◆ RECORD EXTRACTS
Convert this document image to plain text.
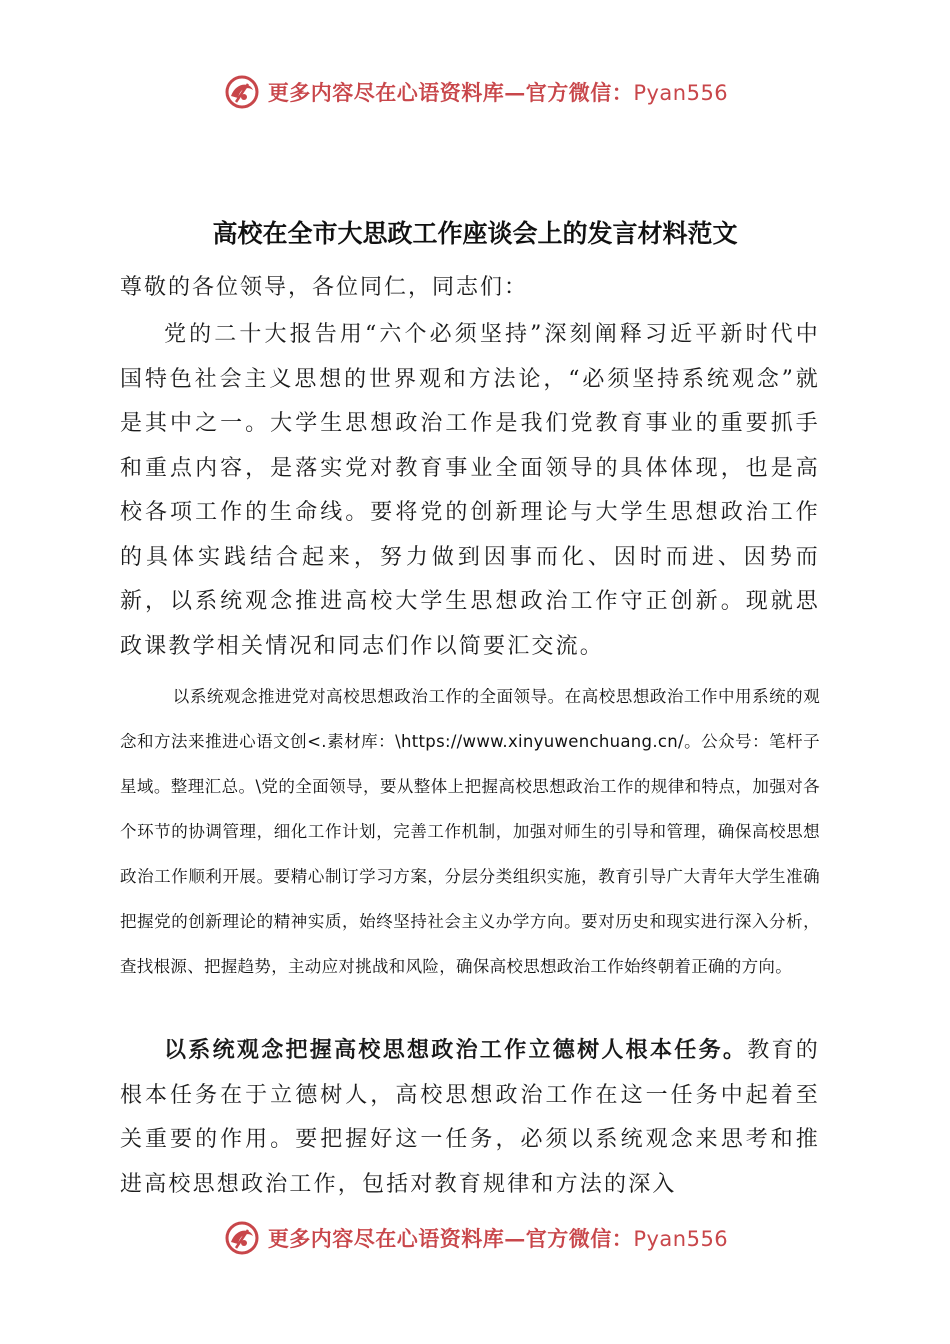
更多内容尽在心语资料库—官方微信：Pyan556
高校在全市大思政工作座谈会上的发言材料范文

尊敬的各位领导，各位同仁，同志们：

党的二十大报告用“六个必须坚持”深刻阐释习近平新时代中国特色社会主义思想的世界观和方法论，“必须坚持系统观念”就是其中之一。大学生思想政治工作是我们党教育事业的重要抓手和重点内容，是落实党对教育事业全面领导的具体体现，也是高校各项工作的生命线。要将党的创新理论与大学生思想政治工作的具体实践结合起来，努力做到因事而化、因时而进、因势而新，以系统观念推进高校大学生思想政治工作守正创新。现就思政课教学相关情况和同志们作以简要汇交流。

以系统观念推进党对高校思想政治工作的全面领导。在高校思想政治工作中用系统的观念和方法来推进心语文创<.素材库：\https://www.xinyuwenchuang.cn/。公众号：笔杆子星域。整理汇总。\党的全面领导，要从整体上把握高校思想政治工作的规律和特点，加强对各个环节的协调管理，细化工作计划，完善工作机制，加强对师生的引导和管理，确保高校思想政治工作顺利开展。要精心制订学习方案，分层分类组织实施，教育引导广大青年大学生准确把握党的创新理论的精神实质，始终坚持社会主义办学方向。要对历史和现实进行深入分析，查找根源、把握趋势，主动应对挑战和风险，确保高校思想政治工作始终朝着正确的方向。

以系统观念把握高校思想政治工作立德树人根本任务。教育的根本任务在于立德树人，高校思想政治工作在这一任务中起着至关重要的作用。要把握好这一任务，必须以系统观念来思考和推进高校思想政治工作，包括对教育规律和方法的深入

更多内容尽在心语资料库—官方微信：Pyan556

◆ YOUR OBJECTIVE
Do not copy the pictures, but repeat every line exactly.

◆ TASK ANSWER
Convert this document image to plain text.
更多内容尽在心语资料库—官方微信：Pyan556
高校在全市大思政工作座谈会上的发言材料范文

尊敬的各位领导，各位同仁，同志们：

党的二十大报告用“六个必须坚持”深刻阐释习近平新时代中国特色社会主义思想的世界观和方法论，“必须坚持系统观念”就是其中之一。大学生思想政治工作是我们党教育事业的重要抓手和重点内容，是落实党对教育事业全面领导的具体体现，也是高校各项工作的生命线。要将党的创新理论与大学生思想政治工作的具体实践结合起来，努力做到因事而化、因时而进、因势而新，以系统观念推进高校大学生思想政治工作守正创新。现就思政课教学相关情况和同志们作以简要汇交流。

以系统观念推进党对高校思想政治工作的全面领导。在高校思想政治工作中用系统的观念和方法来推进心语文创<.素材库：\https://www.xinyuwenchuang.cn/。公众号：笔杆子星域。整理汇总。\党的全面领导，要从整体上把握高校思想政治工作的规律和特点，加强对各个环节的协调管理，细化工作计划，完善工作机制，加强对师生的引导和管理，确保高校思想政治工作顺利开展。要精心制订学习方案，分层分类组织实施，教育引导广大青年大学生准确把握党的创新理论的精神实质，始终坚持社会主义办学方向。要对历史和现实进行深入分析，查找根源、把握趋势，主动应对挑战和风险，确保高校思想政治工作始终朝着正确的方向。

以系统观念把握高校思想政治工作立德树人根本任务。教育的根本任务在于立德树人，高校思想政治工作在这一任务中起着至关重要的作用。要把握好这一任务，必须以系统观念来思考和推进高校思想政治工作，包括对教育规律和方法的深入

更多内容尽在心语资料库—官方微信：Pyan556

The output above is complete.